> [GIVEN PROBLEM] Read the material below and count the lines holding the string "آموزشکده". Give that count with nothing added.

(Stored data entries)
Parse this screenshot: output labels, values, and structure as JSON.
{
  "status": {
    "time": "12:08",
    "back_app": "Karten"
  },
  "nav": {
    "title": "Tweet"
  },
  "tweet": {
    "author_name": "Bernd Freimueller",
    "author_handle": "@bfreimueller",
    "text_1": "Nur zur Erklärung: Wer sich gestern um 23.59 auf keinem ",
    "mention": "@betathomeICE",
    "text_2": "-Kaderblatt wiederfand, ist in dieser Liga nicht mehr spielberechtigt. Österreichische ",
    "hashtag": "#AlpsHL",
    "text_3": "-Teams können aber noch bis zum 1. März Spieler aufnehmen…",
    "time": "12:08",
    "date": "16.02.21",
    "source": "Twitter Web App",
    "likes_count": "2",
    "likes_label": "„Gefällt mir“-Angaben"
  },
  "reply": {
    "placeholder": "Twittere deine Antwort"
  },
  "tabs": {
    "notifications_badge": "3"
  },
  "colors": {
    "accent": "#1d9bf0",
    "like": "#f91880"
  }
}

...

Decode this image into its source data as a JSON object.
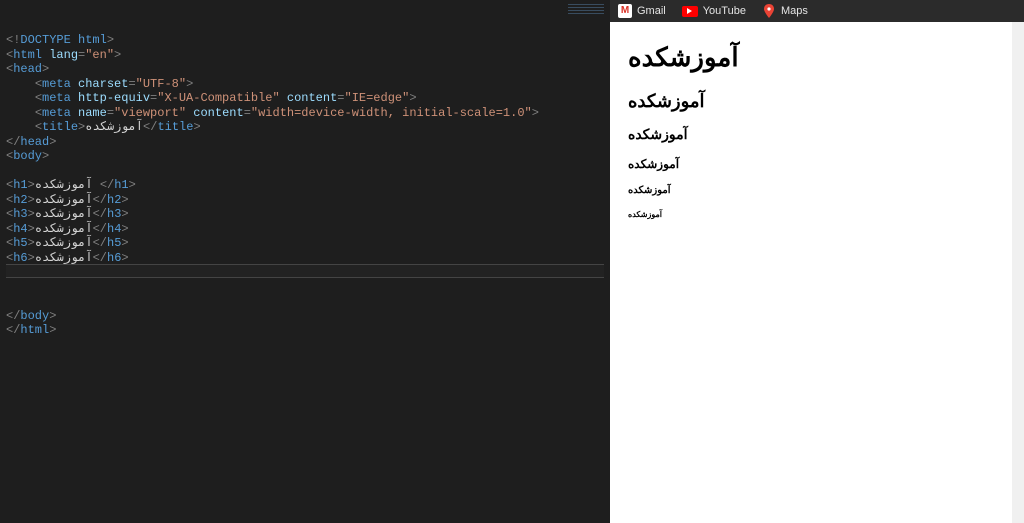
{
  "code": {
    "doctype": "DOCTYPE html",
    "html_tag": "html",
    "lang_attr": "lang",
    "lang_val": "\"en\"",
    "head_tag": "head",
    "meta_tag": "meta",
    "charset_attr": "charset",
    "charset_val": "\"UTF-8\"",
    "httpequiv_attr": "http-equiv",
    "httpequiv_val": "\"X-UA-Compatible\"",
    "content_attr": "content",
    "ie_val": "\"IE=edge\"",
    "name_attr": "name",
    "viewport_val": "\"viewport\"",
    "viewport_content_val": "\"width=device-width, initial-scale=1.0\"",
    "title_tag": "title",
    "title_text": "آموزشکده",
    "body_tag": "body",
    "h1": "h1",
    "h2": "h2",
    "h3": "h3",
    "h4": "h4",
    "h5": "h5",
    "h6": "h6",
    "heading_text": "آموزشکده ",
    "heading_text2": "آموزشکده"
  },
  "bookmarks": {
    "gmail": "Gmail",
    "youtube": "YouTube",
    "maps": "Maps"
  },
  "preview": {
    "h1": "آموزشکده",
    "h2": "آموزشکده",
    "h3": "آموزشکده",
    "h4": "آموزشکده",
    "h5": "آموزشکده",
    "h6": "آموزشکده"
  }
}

> [RESPONSE TO THE EXERCISE] 9